» WHAT YOU WILL DO
1 - Copy the passage from the crypto dating scam transcript starting with "So speaking of" and going on through "so to speak?".
2 - Pick up the crypto dating scam transcript after its last line and continue it.

» PROVIDED TEXT
--------
Arwen Heredia (host):

Absolutely. And we’ve learned a lot, and one of those things I’m interested in and you sort of talking about is, why it is that you think that crypto scams and online dating make for such a dangerous duo?

 

Jane Lee (guest):

Yeah. I think it’s really a sign of the times. Most of the world is coming out of COVID lockdowns, well, I guess there are parts of the world that are going back into lockdown. We were cooped up for a year and a half, two years, and so I think there’s that angst amongst people to really want to connect, find a partner, it’s been a lonely time for a lot of people.

 

Arwen Heredia (host):

Sure.

 

Jane Lee (guest):

And so I think that driving the online dating app usage, and then the second part is cryptocurrency just being a really hot topic right now, everyone’s talking about it. I’ve started traveling for conferences again, and crypto is dominating all of the sessions that people want to learn about, that merchants want to learn about, and so I think that reflects what the consumers are looking at as well.

 

Jane Lee (guest):

And so the unfortunate case is that, I think, not just with crypto, but just financial literacy, so there’s a lot of crypto advocacy, but not everyone understands how it works, what type of activity is legitimate, what happens to funds once you send it, and so I think it’s a combination of the two, where you have folks that are lonely and then you have, on the other side of the coin, you’re hearing about lots of people becoming successful because they bought Bitcoin early, that’s a very common theme or story that is told.

 

Arwen Heredia (host):

It’s the new get rich quick method.

 

Jane Lee (guest):

Yeah. Exactly.

 

Arwen Heredia (host):

So speaking of the fact that many people don’t really know how to recognize these types of things and going back to what you said earlier regarding how the fake crypto platform looked legitimate enough, and so maybe for someone like you, who has a lot of experience here, you knew pretty quickly that was not a legitimate crypto platform, but for average folks, just on a dating site to be dating, they maybe aren’t going to notice that this is not going through the appropriate steps and not feeling like something is off in the same way. So what advice do you have for merchants and even trust and safety analysts who are working on behalf of their businesses to develop best practices for customers to help them better understand the fraud risks that they’re facing when they sign up on these types of platforms, what can we do to help people avoid getting put on the chopping blocks, so to speak?
--------
» EXTRACTED RECORDS

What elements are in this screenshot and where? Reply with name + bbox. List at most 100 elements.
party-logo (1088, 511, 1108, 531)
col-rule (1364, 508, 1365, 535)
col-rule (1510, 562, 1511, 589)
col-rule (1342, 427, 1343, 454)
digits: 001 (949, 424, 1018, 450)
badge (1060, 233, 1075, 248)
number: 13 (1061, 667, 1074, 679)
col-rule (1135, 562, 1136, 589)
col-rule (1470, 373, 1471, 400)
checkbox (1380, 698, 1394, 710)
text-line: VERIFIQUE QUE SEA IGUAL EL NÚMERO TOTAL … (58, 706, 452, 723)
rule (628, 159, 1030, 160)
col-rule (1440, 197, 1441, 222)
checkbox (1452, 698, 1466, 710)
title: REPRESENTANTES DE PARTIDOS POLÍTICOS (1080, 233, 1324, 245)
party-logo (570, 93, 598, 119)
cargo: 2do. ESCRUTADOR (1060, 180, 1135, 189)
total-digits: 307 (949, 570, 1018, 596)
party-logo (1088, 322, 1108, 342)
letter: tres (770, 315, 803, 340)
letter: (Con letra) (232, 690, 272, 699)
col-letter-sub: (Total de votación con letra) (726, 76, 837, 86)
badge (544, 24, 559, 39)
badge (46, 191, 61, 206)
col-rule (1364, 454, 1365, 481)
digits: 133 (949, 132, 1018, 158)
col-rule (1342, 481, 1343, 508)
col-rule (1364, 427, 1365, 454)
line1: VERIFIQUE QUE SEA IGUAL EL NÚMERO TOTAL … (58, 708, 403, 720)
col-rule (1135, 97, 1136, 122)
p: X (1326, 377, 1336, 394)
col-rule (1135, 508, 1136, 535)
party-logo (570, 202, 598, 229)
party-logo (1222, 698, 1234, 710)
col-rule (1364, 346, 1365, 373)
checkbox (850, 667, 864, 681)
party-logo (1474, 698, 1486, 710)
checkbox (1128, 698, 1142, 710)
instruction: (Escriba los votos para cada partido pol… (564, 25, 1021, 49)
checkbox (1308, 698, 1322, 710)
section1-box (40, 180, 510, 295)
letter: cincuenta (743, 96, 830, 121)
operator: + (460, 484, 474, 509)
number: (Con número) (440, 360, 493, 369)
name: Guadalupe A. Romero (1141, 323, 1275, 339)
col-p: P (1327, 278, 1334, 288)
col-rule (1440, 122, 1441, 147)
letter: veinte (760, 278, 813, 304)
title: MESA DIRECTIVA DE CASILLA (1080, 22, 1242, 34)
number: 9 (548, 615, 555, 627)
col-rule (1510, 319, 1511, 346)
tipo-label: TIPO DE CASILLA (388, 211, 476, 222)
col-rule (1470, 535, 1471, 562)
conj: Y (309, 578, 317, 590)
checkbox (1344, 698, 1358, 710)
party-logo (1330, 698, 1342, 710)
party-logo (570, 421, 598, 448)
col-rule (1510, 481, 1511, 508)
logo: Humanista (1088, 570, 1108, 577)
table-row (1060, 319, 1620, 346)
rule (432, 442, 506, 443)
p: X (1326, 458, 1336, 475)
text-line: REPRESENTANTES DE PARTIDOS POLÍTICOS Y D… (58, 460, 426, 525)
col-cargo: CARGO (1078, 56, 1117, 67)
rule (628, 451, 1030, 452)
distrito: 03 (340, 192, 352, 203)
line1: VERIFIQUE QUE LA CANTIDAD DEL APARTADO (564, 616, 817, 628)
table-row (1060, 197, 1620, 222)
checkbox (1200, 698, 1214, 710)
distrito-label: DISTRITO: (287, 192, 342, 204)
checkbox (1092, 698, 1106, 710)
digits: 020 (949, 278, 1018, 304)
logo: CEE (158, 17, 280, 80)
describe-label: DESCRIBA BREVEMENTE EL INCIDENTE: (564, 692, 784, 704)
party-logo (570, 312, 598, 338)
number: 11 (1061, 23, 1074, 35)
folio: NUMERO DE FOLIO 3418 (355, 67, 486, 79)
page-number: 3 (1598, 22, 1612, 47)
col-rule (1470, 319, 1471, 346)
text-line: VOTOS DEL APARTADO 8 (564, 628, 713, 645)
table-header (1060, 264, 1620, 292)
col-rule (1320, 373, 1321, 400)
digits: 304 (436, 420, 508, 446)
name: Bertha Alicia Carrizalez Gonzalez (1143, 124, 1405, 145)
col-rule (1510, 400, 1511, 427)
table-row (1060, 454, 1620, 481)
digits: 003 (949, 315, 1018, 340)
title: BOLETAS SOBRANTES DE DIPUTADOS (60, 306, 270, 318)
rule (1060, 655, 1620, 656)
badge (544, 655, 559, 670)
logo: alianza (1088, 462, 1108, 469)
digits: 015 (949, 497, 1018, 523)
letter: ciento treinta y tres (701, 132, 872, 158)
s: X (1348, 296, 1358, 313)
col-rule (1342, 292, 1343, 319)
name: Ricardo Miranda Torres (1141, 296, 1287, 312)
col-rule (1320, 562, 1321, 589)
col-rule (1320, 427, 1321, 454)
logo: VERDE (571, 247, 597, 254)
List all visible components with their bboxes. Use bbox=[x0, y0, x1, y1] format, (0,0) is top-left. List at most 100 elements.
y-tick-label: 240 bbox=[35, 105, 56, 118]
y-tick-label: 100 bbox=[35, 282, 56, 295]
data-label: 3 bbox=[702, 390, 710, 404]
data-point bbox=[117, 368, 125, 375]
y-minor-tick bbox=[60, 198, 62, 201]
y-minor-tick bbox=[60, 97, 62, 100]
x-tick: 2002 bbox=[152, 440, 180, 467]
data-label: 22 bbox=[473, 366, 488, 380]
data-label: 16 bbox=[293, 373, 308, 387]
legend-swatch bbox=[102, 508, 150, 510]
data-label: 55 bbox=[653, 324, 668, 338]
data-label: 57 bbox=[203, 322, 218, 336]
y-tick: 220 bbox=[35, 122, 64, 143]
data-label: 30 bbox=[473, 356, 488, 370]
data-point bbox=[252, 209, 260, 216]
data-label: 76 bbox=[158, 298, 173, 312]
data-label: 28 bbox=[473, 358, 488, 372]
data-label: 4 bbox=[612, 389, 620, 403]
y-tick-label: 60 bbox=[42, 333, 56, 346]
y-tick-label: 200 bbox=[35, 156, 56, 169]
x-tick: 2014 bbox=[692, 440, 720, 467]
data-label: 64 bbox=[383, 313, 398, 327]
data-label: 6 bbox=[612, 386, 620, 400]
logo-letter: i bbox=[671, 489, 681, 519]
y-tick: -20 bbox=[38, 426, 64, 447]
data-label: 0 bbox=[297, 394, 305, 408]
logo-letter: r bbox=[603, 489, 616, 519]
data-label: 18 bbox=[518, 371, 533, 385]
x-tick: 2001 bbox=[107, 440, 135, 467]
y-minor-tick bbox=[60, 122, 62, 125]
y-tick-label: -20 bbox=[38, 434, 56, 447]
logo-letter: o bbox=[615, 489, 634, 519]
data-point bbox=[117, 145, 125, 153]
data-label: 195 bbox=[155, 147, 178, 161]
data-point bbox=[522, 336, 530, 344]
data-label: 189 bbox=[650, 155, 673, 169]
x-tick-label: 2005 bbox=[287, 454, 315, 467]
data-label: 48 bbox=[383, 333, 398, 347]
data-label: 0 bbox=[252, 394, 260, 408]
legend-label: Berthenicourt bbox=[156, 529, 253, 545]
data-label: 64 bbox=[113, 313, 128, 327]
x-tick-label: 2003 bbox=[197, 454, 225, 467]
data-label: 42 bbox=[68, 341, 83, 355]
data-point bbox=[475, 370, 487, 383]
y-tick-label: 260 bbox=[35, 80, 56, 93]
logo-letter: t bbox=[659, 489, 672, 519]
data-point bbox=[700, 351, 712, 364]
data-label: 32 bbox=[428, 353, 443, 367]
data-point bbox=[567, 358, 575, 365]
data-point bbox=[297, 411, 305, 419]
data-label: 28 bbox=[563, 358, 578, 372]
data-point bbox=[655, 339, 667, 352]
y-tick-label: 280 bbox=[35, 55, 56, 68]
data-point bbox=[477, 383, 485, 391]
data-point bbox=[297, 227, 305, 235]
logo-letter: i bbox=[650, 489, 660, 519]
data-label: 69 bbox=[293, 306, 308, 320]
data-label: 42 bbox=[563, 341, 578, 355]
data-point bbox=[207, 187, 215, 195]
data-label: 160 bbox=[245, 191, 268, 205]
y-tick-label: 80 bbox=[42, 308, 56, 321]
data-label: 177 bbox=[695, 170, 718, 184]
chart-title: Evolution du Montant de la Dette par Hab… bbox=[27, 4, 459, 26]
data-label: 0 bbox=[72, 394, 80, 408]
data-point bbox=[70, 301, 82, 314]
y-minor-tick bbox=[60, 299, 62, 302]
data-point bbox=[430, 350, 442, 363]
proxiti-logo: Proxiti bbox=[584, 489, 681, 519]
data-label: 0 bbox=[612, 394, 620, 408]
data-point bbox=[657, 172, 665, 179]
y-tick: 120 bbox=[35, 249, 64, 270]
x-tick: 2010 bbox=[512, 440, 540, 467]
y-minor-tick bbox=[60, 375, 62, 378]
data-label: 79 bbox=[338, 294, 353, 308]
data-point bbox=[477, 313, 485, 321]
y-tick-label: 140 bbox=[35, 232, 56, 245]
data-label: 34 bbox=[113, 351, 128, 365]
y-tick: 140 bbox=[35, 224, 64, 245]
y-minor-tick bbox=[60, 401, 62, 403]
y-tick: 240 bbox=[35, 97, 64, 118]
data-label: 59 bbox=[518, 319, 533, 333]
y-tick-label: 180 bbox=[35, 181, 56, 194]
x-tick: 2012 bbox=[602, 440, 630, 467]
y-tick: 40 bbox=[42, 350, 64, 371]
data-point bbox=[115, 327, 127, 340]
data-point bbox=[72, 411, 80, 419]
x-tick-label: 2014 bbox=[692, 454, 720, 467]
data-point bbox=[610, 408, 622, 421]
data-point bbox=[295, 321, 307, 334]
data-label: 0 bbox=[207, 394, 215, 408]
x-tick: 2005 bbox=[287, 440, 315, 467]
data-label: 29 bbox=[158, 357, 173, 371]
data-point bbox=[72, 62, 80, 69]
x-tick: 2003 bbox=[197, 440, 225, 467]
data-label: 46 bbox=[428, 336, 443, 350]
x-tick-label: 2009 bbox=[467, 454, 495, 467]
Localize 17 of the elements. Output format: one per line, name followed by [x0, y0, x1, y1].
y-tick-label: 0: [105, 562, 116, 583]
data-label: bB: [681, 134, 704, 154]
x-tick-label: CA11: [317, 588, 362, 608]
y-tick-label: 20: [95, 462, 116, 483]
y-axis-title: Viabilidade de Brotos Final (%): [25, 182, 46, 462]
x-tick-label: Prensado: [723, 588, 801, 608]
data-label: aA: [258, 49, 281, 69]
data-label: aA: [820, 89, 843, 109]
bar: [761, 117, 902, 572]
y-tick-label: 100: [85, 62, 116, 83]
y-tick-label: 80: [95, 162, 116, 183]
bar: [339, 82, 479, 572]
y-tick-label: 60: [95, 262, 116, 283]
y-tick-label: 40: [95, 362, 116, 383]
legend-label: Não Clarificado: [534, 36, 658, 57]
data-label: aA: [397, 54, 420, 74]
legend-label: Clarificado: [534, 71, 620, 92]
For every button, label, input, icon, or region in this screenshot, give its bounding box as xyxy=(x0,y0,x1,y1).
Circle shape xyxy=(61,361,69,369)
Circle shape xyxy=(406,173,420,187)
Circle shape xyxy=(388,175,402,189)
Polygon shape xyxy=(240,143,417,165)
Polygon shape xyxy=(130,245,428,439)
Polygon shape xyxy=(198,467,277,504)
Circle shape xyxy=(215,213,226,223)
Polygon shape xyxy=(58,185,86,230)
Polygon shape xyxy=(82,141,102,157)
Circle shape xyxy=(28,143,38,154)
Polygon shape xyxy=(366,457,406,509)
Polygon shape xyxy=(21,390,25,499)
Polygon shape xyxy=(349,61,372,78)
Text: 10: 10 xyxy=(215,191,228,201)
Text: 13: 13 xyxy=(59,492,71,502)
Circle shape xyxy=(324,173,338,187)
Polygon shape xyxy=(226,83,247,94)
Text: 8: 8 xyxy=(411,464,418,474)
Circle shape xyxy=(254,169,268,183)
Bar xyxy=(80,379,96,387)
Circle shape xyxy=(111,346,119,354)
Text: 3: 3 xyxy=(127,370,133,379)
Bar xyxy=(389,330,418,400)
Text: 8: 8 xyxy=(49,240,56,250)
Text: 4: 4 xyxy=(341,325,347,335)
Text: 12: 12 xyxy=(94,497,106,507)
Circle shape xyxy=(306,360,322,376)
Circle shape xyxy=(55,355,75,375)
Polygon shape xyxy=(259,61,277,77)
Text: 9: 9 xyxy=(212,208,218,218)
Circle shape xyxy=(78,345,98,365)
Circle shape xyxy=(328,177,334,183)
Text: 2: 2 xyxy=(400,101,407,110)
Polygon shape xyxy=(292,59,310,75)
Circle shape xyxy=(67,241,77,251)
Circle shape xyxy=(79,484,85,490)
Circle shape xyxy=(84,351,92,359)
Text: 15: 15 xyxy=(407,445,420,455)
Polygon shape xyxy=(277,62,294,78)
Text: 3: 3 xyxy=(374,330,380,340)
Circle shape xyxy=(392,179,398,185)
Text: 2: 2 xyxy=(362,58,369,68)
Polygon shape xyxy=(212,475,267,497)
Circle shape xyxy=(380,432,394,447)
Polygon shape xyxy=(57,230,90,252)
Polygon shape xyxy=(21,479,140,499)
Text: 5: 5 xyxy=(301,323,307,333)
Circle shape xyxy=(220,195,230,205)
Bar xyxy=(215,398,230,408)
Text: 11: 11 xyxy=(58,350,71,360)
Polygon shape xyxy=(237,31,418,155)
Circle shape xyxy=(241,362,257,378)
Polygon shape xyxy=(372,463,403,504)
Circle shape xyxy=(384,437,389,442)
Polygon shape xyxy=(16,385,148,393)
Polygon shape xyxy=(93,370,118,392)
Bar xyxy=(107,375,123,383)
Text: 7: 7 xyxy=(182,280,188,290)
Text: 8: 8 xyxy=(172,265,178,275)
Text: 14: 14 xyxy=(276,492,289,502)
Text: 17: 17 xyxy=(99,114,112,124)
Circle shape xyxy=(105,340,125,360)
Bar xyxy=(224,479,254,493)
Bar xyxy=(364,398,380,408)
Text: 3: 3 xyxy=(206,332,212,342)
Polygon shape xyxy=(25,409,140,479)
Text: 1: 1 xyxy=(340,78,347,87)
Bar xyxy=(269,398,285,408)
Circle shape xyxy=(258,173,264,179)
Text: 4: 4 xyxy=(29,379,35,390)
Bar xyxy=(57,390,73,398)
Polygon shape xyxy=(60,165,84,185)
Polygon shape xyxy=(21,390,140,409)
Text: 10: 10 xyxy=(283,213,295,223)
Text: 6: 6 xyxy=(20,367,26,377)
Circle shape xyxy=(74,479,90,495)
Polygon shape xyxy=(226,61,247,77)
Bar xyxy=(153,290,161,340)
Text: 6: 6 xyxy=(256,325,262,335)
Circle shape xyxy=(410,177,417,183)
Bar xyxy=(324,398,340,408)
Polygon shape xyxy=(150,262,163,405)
--------
» ANSWERS GIVEN
1 -
So speaking of the fact that many people don’t really know how to recognize these types of things and going back to what you said earlier regarding how the fake crypto platform looked legitimate enough, and so maybe for someone like you, who has a lot of experience here, you knew pretty quickly that was not a legitimate crypto platform, but for average folks, just on a dating site to be dating, they maybe aren’t going to notice that this is not going through the appropriate steps and not feeling like something is off in the same way. So what advice do you have for merchants and even trust and safety analysts who are working on behalf of their businesses to develop best practices for customers to help them better understand the fraud risks that they’re facing when they sign up on these types of platforms, what can we do to help people avoid getting put on the chopping blocks, so to speak?

2 -
 

Jane Lee (guest):

Yeah. On the merchant side, definitely these accounts are being created en masse, I believe. And it just really goes to show just based on how prevalent they are on the apps, and when I say merchants, I’m talking about the dating platforms, they need to be leveraging the signals that they do have on, let’s say account creation, if you see a bunch of similar looking accounts, either using the same device, creating these accounts that are getting flagged, are you leveraging that information, that data that you already do hold to do basically behavioral analysis and come to an accurate decision, so you prevent them from signing up or you prevent them from interacting with well meaning users on your platform? So really advocate for, on the business side, more proactiveness, looking at those signals, leveraging the correct technology to do so. On the consumer side, I feel like it’s every week you hear about, especially, I’m describing crypto as a part of the FinTech center, FinTech sector, excuse me, but you hear about a new startup popping up weekly.

 

Jane Lee (guest):

There’s a new startup that just got a series A, so it’s hard to keep track of what is legitimate. I haven’t heard of half of these new platforms had it not been for my job.

 

Arwen Heredia (host):

Totally.

 

Jane Lee (guest):

And so, I’m just doing a quick Google search, I would say, if you are given a particular platform name and your suspicious, the legitimate ones would usually have a presence on search engines. The ones that I was directed to by my scammer boyfriend, out of curiosity, I did a Google search and it wasn’t indexed by Google. So, that is a pretty telling sign.

 

Arwen Heredia (host):

Fascinating.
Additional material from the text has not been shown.